---------- Information shown ----------
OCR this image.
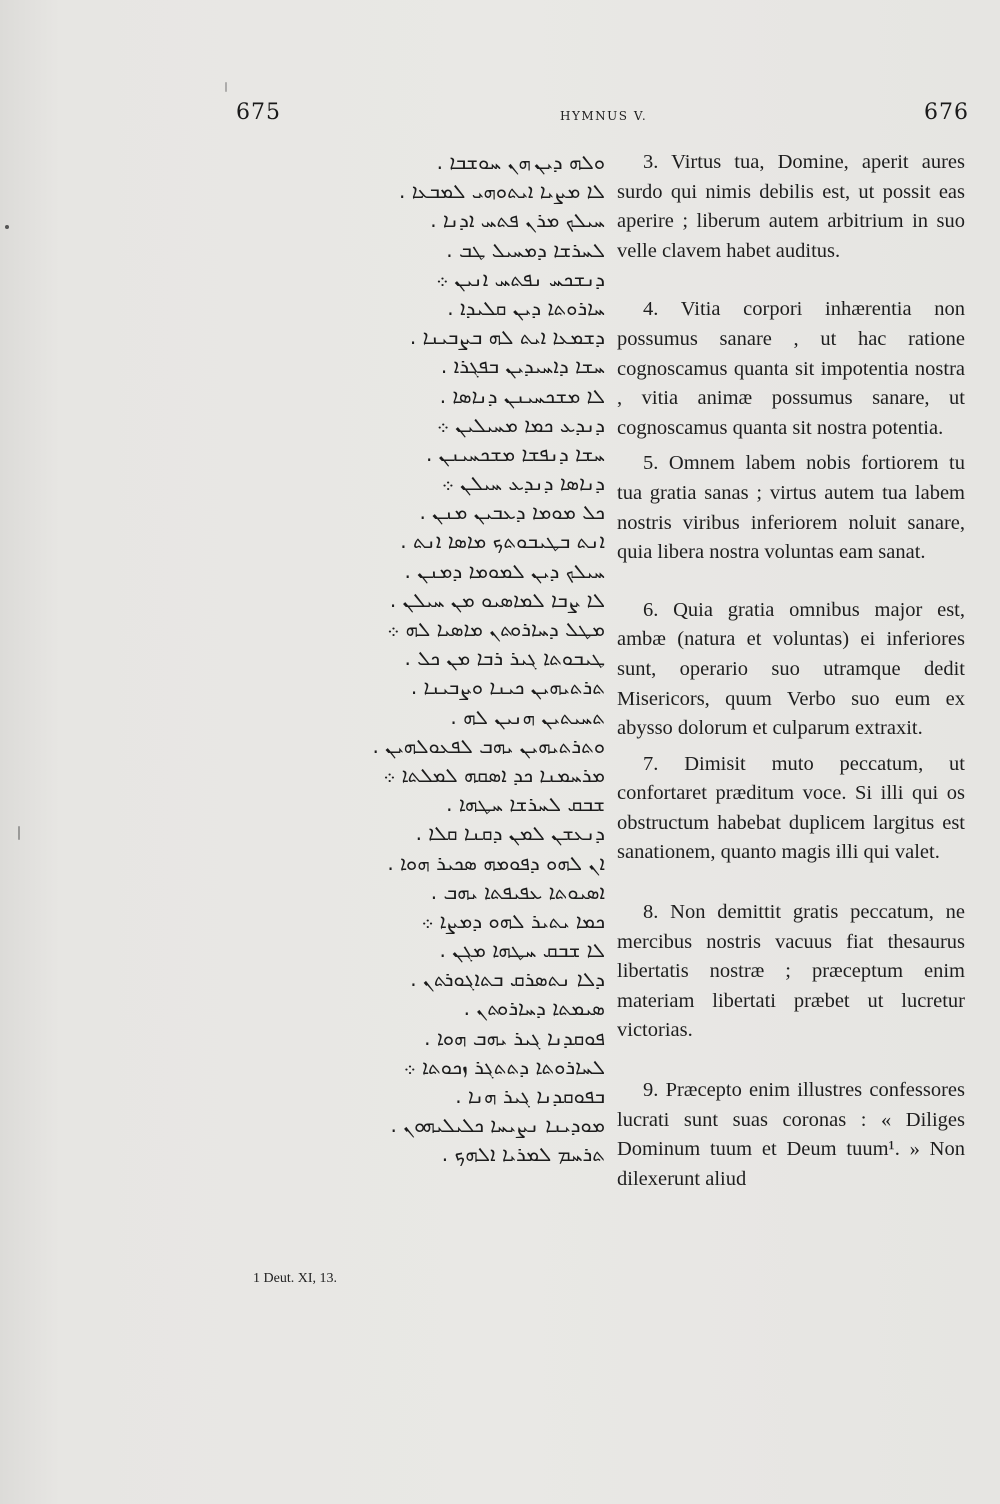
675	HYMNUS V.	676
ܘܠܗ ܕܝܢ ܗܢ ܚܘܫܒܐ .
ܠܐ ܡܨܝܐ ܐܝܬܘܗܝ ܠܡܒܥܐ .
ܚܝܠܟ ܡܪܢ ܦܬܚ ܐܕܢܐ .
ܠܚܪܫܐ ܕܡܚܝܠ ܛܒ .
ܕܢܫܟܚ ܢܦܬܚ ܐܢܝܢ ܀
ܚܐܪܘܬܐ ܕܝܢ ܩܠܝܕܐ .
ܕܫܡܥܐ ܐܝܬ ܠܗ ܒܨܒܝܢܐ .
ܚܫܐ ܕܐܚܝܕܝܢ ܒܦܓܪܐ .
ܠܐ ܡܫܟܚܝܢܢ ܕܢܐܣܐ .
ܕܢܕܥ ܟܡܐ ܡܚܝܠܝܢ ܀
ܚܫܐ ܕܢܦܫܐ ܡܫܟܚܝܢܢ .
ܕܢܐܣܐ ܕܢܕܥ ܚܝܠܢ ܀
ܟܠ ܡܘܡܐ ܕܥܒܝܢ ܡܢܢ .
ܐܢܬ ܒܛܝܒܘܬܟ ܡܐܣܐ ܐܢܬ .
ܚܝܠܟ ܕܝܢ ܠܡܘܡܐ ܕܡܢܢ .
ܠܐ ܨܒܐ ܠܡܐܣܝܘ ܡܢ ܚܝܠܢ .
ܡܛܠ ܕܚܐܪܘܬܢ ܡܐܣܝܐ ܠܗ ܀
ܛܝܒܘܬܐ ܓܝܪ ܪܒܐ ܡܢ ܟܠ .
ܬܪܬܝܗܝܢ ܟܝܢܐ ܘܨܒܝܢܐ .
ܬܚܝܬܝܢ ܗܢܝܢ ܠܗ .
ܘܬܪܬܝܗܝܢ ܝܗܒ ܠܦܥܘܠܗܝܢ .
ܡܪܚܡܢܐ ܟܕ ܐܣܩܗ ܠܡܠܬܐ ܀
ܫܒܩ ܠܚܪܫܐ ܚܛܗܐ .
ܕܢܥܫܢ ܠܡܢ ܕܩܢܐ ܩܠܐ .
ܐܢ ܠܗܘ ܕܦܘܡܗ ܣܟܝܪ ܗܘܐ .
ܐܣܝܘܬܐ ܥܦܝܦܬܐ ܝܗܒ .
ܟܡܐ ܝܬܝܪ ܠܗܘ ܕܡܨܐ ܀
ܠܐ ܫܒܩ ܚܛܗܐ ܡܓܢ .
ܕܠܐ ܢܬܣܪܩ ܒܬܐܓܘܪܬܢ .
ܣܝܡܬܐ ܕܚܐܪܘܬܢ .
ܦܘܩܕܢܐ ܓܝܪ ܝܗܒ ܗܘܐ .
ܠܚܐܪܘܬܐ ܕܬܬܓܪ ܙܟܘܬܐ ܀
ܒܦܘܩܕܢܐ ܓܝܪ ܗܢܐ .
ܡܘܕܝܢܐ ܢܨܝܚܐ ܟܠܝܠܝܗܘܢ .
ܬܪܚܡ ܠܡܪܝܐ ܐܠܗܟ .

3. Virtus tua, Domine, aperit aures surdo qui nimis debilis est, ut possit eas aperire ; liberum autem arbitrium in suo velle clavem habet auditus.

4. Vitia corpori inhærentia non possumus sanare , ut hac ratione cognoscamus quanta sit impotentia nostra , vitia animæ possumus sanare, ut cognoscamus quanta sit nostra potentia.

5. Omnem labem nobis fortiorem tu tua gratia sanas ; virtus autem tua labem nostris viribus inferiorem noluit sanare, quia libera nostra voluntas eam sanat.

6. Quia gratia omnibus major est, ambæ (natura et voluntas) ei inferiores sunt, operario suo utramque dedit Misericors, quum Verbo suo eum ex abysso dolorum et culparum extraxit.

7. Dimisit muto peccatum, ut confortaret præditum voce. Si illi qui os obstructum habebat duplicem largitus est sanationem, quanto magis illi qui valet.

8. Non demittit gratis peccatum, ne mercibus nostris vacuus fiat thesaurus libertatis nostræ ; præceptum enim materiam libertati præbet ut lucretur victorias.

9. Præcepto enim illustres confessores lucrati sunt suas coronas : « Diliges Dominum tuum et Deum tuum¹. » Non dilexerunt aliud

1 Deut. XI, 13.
----------
**Exercise description**
Say, as a single number and nothing more, how many lines of the entries contain the word "sanare".

**Result for this task**
2